[Problem requirements]
Without including the pictures, copy out every line below.
○ ○ ○ ○ ○
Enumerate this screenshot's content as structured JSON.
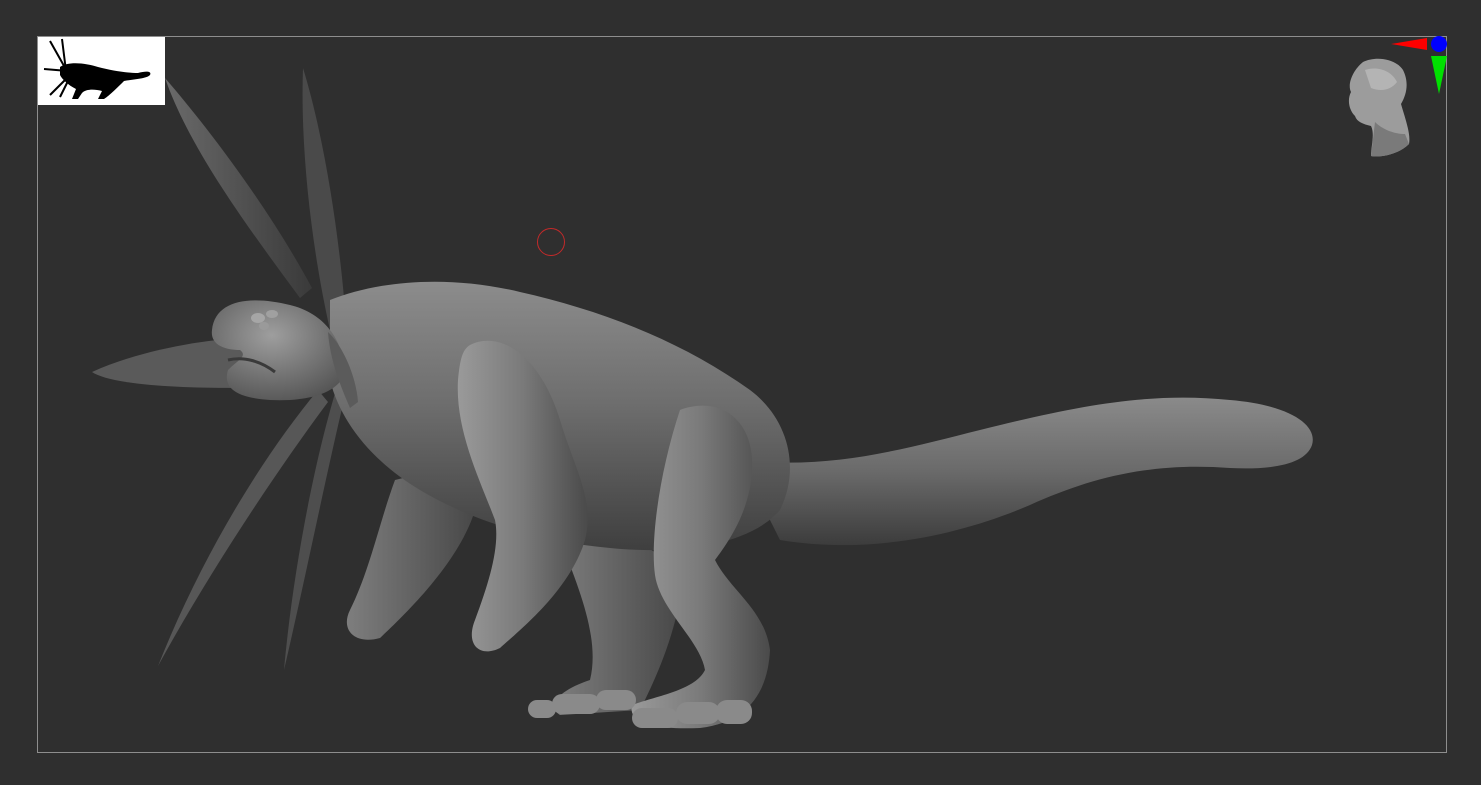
{
  "app": {
    "name": "",
    "view": "sculpt-viewport"
  },
  "colors": {
    "background": "#2f2f2f",
    "frame": "#8e8e8e",
    "axis_x": "#ff0000",
    "axis_y": "#00ff00",
    "axis_z": "#0000ff",
    "brush_cursor": "#c22a2a",
    "thumbnail_bg": "#ffffff"
  },
  "icons": {
    "thumbnail": "creature-silhouette-icon",
    "navigation": "head-orientation-icon",
    "axes": "axis-gizmo-icon",
    "cursor": "brush-cursor-icon"
  }
}
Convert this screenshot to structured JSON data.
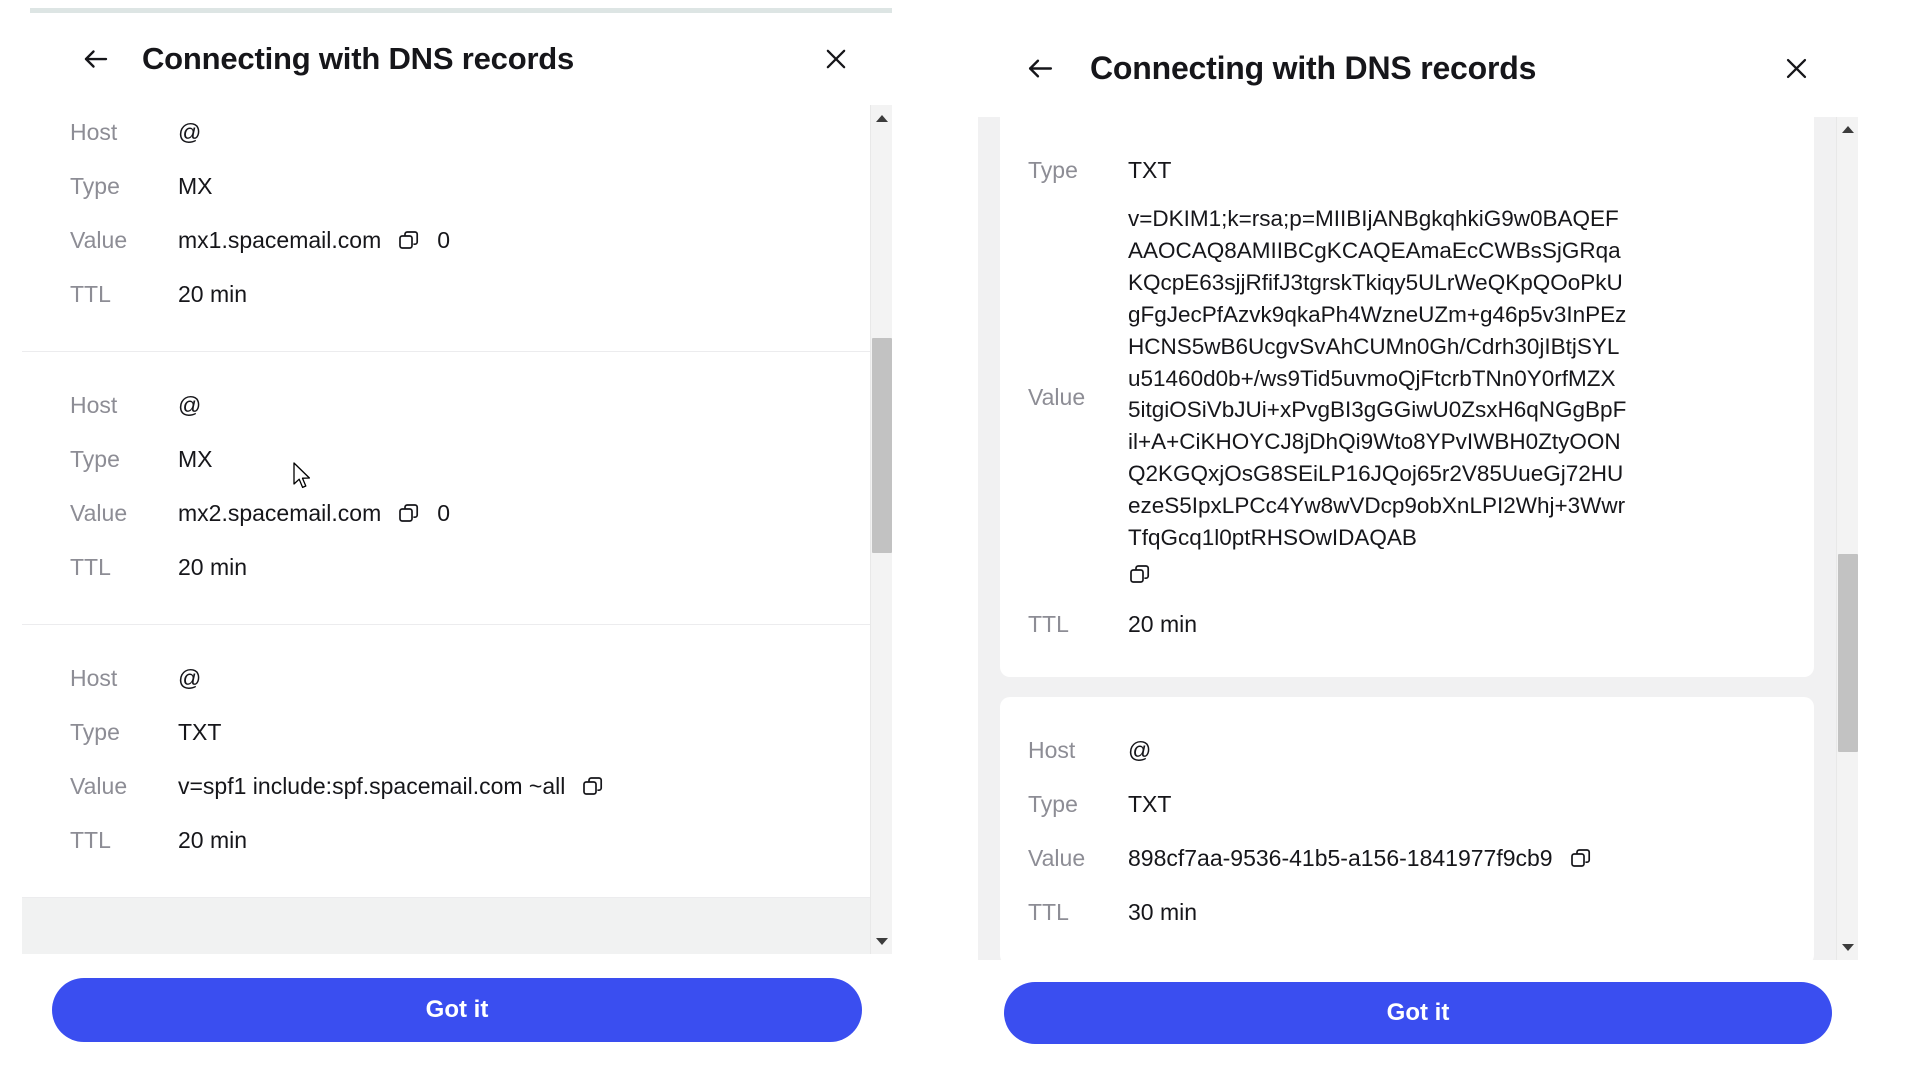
{
  "colors": {
    "accent": "#3a4ef0",
    "label_gray": "#8d8d95",
    "text": "#16161a",
    "page_bg": "#f1f2f2",
    "scroll_thumb": "#c2c2c2"
  },
  "panels": [
    {
      "id": "left",
      "header": {
        "title": "Connecting with DNS records",
        "back_icon": "arrow-left-icon",
        "close_icon": "close-icon"
      },
      "records": [
        {
          "rows": [
            {
              "label": "Host",
              "value": "@",
              "copy": false,
              "priority": null
            },
            {
              "label": "Type",
              "value": "MX",
              "copy": false,
              "priority": null
            },
            {
              "label": "Value",
              "value": "mx1.spacemail.com",
              "copy": true,
              "priority": "0"
            },
            {
              "label": "TTL",
              "value": "20 min",
              "copy": false,
              "priority": null
            }
          ]
        },
        {
          "rows": [
            {
              "label": "Host",
              "value": "@",
              "copy": false,
              "priority": null
            },
            {
              "label": "Type",
              "value": "MX",
              "copy": false,
              "priority": null
            },
            {
              "label": "Value",
              "value": "mx2.spacemail.com",
              "copy": true,
              "priority": "0"
            },
            {
              "label": "TTL",
              "value": "20 min",
              "copy": false,
              "priority": null
            }
          ]
        },
        {
          "rows": [
            {
              "label": "Host",
              "value": "@",
              "copy": false,
              "priority": null
            },
            {
              "label": "Type",
              "value": "TXT",
              "copy": false,
              "priority": null
            },
            {
              "label": "Value",
              "value": "v=spf1 include:spf.spacemail.com ~all",
              "copy": true,
              "priority": null
            },
            {
              "label": "TTL",
              "value": "20 min",
              "copy": false,
              "priority": null
            }
          ]
        }
      ],
      "footer": {
        "cta_label": "Got it"
      },
      "scrollbar": {
        "thumb_top_pct": 26,
        "thumb_height_pct": 27
      }
    },
    {
      "id": "right",
      "header": {
        "title": "Connecting with DNS records",
        "back_icon": "arrow-left-icon",
        "close_icon": "close-icon"
      },
      "records": [
        {
          "rows": [
            {
              "label": "Type",
              "value": "TXT",
              "copy": false,
              "priority": null
            },
            {
              "label": "Value",
              "value": "v=DKIM1;k=rsa;p=MIIBIjANBgkqhkiG9w0BAQEFAAOCAQ8AMIIBCgKCAQEAmaEcCWBsSjGRqaKQcpE63sjjRfifJ3tgrskTkiqy5ULrWeQKpQOoPkUgFgJecPfAzvk9qkaPh4WzneUZm+g46p5v3InPEzHCNS5wB6UcgvSvAhCUMn0Gh/Cdrh30jIBtjSYLu51460d0b+/ws9Tid5uvmoQjFtcrbTNn0Y0rfMZX5itgiOSiVbJUi+xPvgBI3gGGiwU0ZsxH6qNGgBpFil+A+CiKHOYCJ8jDhQi9Wto8YPvIWBH0ZtyOONQ2KGQxjOsG8SEiLP16JQoj65r2V85UueGj72HUezeS5IpxLPCc4Yw8wVDcp9obXnLPI2Whj+3WwrTfqGcq1l0ptRHSOwIDAQAB",
              "copy": true,
              "multiline": true,
              "priority": null
            },
            {
              "label": "TTL",
              "value": "20 min",
              "copy": false,
              "priority": null
            }
          ]
        },
        {
          "rows": [
            {
              "label": "Host",
              "value": "@",
              "copy": false,
              "priority": null
            },
            {
              "label": "Type",
              "value": "TXT",
              "copy": false,
              "priority": null
            },
            {
              "label": "Value",
              "value": "898cf7aa-9536-41b5-a156-1841977f9cb9",
              "copy": true,
              "priority": null
            },
            {
              "label": "TTL",
              "value": "30 min",
              "copy": false,
              "priority": null
            }
          ]
        }
      ],
      "footer": {
        "cta_label": "Got it"
      },
      "scrollbar": {
        "thumb_top_pct": 52,
        "thumb_height_pct": 25
      }
    }
  ]
}
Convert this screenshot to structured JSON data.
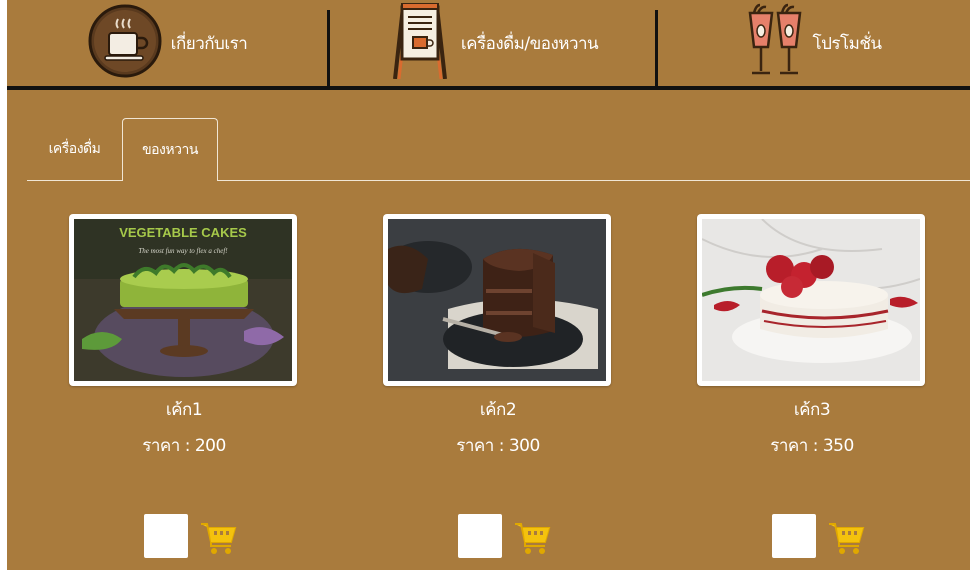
{
  "nav": {
    "items": [
      {
        "label": "เกี่ยวกับเรา",
        "icon": "coffee-cup-icon"
      },
      {
        "label": "เครื่องดื่ม/ของหวาน",
        "icon": "menu-board-icon"
      },
      {
        "label": "โปรโมชั่น",
        "icon": "drinks-icon"
      }
    ]
  },
  "tabs": {
    "items": [
      {
        "label": "เครื่องดื่ม",
        "active": false
      },
      {
        "label": "ของหวาน",
        "active": true
      }
    ]
  },
  "products": [
    {
      "name": "เค้ก1",
      "price": "ราคา : 200",
      "image_text": "VEGETABLE CAKES",
      "image_subtext": "The most fun way to flex a chef!",
      "quantity": ""
    },
    {
      "name": "เค้ก2",
      "price": "ราคา : 300",
      "quantity": ""
    },
    {
      "name": "เค้ก3",
      "price": "ราคา : 350",
      "quantity": ""
    }
  ],
  "colors": {
    "background": "#a97b3d",
    "nav_rule": "#111111",
    "text": "#ffffff",
    "cart": "#f4c20d"
  }
}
○ ○ ○ ○ ○
[Result for this task]
Enumerate this screenshot's content as structured JSON.
{
  "app": {
    "name": "",
    "view": "sculpt-viewport"
  },
  "colors": {
    "background": "#2f2f2f",
    "frame": "#8e8e8e",
    "axis_x": "#ff0000",
    "axis_y": "#00ff00",
    "axis_z": "#0000ff",
    "brush_cursor": "#c22a2a",
    "thumbnail_bg": "#ffffff"
  },
  "icons": {
    "thumbnail": "creature-silhouette-icon",
    "navigation": "head-orientation-icon",
    "axes": "axis-gizmo-icon",
    "cursor": "brush-cursor-icon"
  }
}
Convert this screenshot to structured JSON data.
{
  "colors": {
    "accent": "#3a4ef0",
    "label_gray": "#8d8d95",
    "text": "#16161a",
    "page_bg": "#f1f2f2",
    "scroll_thumb": "#c2c2c2"
  },
  "panels": [
    {
      "id": "left",
      "header": {
        "title": "Connecting with DNS records",
        "back_icon": "arrow-left-icon",
        "close_icon": "close-icon"
      },
      "records": [
        {
          "rows": [
            {
              "label": "Host",
              "value": "@",
              "copy": false,
              "priority": null
            },
            {
              "label": "Type",
              "value": "MX",
              "copy": false,
              "priority": null
            },
            {
              "label": "Value",
              "value": "mx1.spacemail.com",
              "copy": true,
              "priority": "0"
            },
            {
              "label": "TTL",
              "value": "20 min",
              "copy": false,
              "priority": null
            }
          ]
        },
        {
          "rows": [
            {
              "label": "Host",
              "value": "@",
              "copy": false,
              "priority": null
            },
            {
              "label": "Type",
              "value": "MX",
              "copy": false,
              "priority": null
            },
            {
              "label": "Value",
              "value": "mx2.spacemail.com",
              "copy": true,
              "priority": "0"
            },
            {
              "label": "TTL",
              "value": "20 min",
              "copy": false,
              "priority": null
            }
          ]
        },
        {
          "rows": [
            {
              "label": "Host",
              "value": "@",
              "copy": false,
              "priority": null
            },
            {
              "label": "Type",
              "value": "TXT",
              "copy": false,
              "priority": null
            },
            {
              "label": "Value",
              "value": "v=spf1 include:spf.spacemail.com ~all",
              "copy": true,
              "priority": null
            },
            {
              "label": "TTL",
              "value": "20 min",
              "copy": false,
              "priority": null
            }
          ]
        }
      ],
      "footer": {
        "cta_label": "Got it"
      },
      "scrollbar": {
        "thumb_top_pct": 26,
        "thumb_height_pct": 27
      }
    },
    {
      "id": "right",
      "header": {
        "title": "Connecting with DNS records",
        "back_icon": "arrow-left-icon",
        "close_icon": "close-icon"
      },
      "records": [
        {
          "rows": [
            {
              "label": "Type",
              "value": "TXT",
              "copy": false,
              "priority": null
            },
            {
              "label": "Value",
              "value": "v=DKIM1;k=rsa;p=MIIBIjANBgkqhkiG9w0BAQEFAAOCAQ8AMIIBCgKCAQEAmaEcCWBsSjGRqaKQcpE63sjjRfifJ3tgrskTkiqy5ULrWeQKpQOoPkUgFgJecPfAzvk9qkaPh4WzneUZm+g46p5v3InPEzHCNS5wB6UcgvSvAhCUMn0Gh/Cdrh30jIBtjSYLu51460d0b+/ws9Tid5uvmoQjFtcrbTNn0Y0rfMZX5itgiOSiVbJUi+xPvgBI3gGGiwU0ZsxH6qNGgBpFil+A+CiKHOYCJ8jDhQi9Wto8YPvIWBH0ZtyOONQ2KGQxjOsG8SEiLP16JQoj65r2V85UueGj72HUezeS5IpxLPCc4Yw8wVDcp9obXnLPI2Whj+3WwrTfqGcq1l0ptRHSOwIDAQAB",
              "copy": true,
              "multiline": true,
              "priority": null
            },
            {
              "label": "TTL",
              "value": "20 min",
              "copy": false,
              "priority": null
            }
          ]
        },
        {
          "rows": [
            {
              "label": "Host",
              "value": "@",
              "copy": false,
              "priority": null
            },
            {
              "label": "Type",
              "value": "TXT",
              "copy": false,
              "priority": null
            },
            {
              "label": "Value",
              "value": "898cf7aa-9536-41b5-a156-1841977f9cb9",
              "copy": true,
              "priority": null
            },
            {
              "label": "TTL",
              "value": "30 min",
              "copy": false,
              "priority": null
            }
          ]
        }
      ],
      "footer": {
        "cta_label": "Got it"
      },
      "scrollbar": {
        "thumb_top_pct": 52,
        "thumb_height_pct": 25
      }
    }
  ]
}
Convert this screenshot to structured JSON data.
{
  "nav": {
    "items": [
      {
        "label": "เกี่ยวกับเรา",
        "icon": "coffee-cup-icon"
      },
      {
        "label": "เครื่องดื่ม/ของหวาน",
        "icon": "menu-board-icon"
      },
      {
        "label": "โปรโมชั่น",
        "icon": "drinks-icon"
      }
    ]
  },
  "tabs": {
    "items": [
      {
        "label": "เครื่องดื่ม",
        "active": false
      },
      {
        "label": "ของหวาน",
        "active": true
      }
    ]
  },
  "products": [
    {
      "name": "เค้ก1",
      "price": "ราคา : 200",
      "image_text": "VEGETABLE CAKES",
      "image_subtext": "The most fun way to flex a chef!",
      "quantity": ""
    },
    {
      "name": "เค้ก2",
      "price": "ราคา : 300",
      "quantity": ""
    },
    {
      "name": "เค้ก3",
      "price": "ราคา : 350",
      "quantity": ""
    }
  ],
  "colors": {
    "background": "#a97b3d",
    "nav_rule": "#111111",
    "text": "#ffffff",
    "cart": "#f4c20d"
  }
}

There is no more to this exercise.